Nothing should be left out. Give all the data again exactly as written.
· · ·
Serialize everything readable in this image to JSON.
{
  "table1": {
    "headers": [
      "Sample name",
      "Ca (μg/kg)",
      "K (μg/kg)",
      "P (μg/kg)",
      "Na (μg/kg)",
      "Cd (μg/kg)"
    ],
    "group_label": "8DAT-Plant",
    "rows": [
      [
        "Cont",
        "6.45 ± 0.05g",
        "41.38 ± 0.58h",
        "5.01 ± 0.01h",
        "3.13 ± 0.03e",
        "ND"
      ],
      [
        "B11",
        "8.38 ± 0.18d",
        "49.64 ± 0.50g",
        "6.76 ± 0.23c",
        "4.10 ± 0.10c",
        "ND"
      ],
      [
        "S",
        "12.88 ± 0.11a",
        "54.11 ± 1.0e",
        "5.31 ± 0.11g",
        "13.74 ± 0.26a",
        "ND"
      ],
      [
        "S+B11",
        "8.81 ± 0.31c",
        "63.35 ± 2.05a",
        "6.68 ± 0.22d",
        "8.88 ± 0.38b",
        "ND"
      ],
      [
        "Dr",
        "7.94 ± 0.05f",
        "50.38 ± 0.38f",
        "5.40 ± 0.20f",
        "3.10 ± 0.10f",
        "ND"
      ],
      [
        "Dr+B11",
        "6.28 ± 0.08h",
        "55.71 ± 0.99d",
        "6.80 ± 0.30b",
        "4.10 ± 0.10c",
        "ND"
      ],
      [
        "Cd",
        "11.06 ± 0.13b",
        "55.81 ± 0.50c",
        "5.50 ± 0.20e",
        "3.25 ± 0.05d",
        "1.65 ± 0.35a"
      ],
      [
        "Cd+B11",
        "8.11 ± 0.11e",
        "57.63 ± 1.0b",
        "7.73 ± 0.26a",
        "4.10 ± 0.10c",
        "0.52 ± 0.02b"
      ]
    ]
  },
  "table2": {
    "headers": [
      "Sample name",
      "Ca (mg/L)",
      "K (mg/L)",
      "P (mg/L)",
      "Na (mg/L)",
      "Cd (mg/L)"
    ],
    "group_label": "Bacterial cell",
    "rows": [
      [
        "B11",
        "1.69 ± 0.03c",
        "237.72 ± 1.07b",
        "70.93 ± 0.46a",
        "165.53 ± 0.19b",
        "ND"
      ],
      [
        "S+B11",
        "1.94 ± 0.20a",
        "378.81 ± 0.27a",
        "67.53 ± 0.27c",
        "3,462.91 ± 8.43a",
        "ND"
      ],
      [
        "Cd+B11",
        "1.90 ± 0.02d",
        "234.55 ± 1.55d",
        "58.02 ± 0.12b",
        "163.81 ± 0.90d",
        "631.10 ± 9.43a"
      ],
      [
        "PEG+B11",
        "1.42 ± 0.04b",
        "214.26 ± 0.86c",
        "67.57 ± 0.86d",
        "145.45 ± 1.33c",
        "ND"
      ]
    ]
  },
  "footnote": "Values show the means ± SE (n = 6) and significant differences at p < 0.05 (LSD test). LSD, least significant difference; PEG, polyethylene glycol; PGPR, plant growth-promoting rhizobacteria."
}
· · ·
# [Answer box]
Serialize everything readable in this image to JSON.
{
  "table1": {
    "headers": [
      "Sample name",
      "Ca (μg/kg)",
      "K (μg/kg)",
      "P (μg/kg)",
      "Na (μg/kg)",
      "Cd (μg/kg)"
    ],
    "group_label": "8DAT-Plant",
    "rows": [
      [
        "Cont",
        "6.45 ± 0.05g",
        "41.38 ± 0.58h",
        "5.01 ± 0.01h",
        "3.13 ± 0.03e",
        "ND"
      ],
      [
        "B11",
        "8.38 ± 0.18d",
        "49.64 ± 0.50g",
        "6.76 ± 0.23c",
        "4.10 ± 0.10c",
        "ND"
      ],
      [
        "S",
        "12.88 ± 0.11a",
        "54.11 ± 1.0e",
        "5.31 ± 0.11g",
        "13.74 ± 0.26a",
        "ND"
      ],
      [
        "S+B11",
        "8.81 ± 0.31c",
        "63.35 ± 2.05a",
        "6.68 ± 0.22d",
        "8.88 ± 0.38b",
        "ND"
      ],
      [
        "Dr",
        "7.94 ± 0.05f",
        "50.38 ± 0.38f",
        "5.40 ± 0.20f",
        "3.10 ± 0.10f",
        "ND"
      ],
      [
        "Dr+B11",
        "6.28 ± 0.08h",
        "55.71 ± 0.99d",
        "6.80 ± 0.30b",
        "4.10 ± 0.10c",
        "ND"
      ],
      [
        "Cd",
        "11.06 ± 0.13b",
        "55.81 ± 0.50c",
        "5.50 ± 0.20e",
        "3.25 ± 0.05d",
        "1.65 ± 0.35a"
      ],
      [
        "Cd+B11",
        "8.11 ± 0.11e",
        "57.63 ± 1.0b",
        "7.73 ± 0.26a",
        "4.10 ± 0.10c",
        "0.52 ± 0.02b"
      ]
    ]
  },
  "table2": {
    "headers": [
      "Sample name",
      "Ca (mg/L)",
      "K (mg/L)",
      "P (mg/L)",
      "Na (mg/L)",
      "Cd (mg/L)"
    ],
    "group_label": "Bacterial cell",
    "rows": [
      [
        "B11",
        "1.69 ± 0.03c",
        "237.72 ± 1.07b",
        "70.93 ± 0.46a",
        "165.53 ± 0.19b",
        "ND"
      ],
      [
        "S+B11",
        "1.94 ± 0.20a",
        "378.81 ± 0.27a",
        "67.53 ± 0.27c",
        "3,462.91 ± 8.43a",
        "ND"
      ],
      [
        "Cd+B11",
        "1.90 ± 0.02d",
        "234.55 ± 1.55d",
        "58.02 ± 0.12b",
        "163.81 ± 0.90d",
        "631.10 ± 9.43a"
      ],
      [
        "PEG+B11",
        "1.42 ± 0.04b",
        "214.26 ± 0.86c",
        "67.57 ± 0.86d",
        "145.45 ± 1.33c",
        "ND"
      ]
    ]
  },
  "footnote": "Values show the means ± SE (n = 6) and significant differences at p < 0.05 (LSD test). LSD, least significant difference; PEG, polyethylene glycol; PGPR, plant growth-promoting rhizobacteria."
}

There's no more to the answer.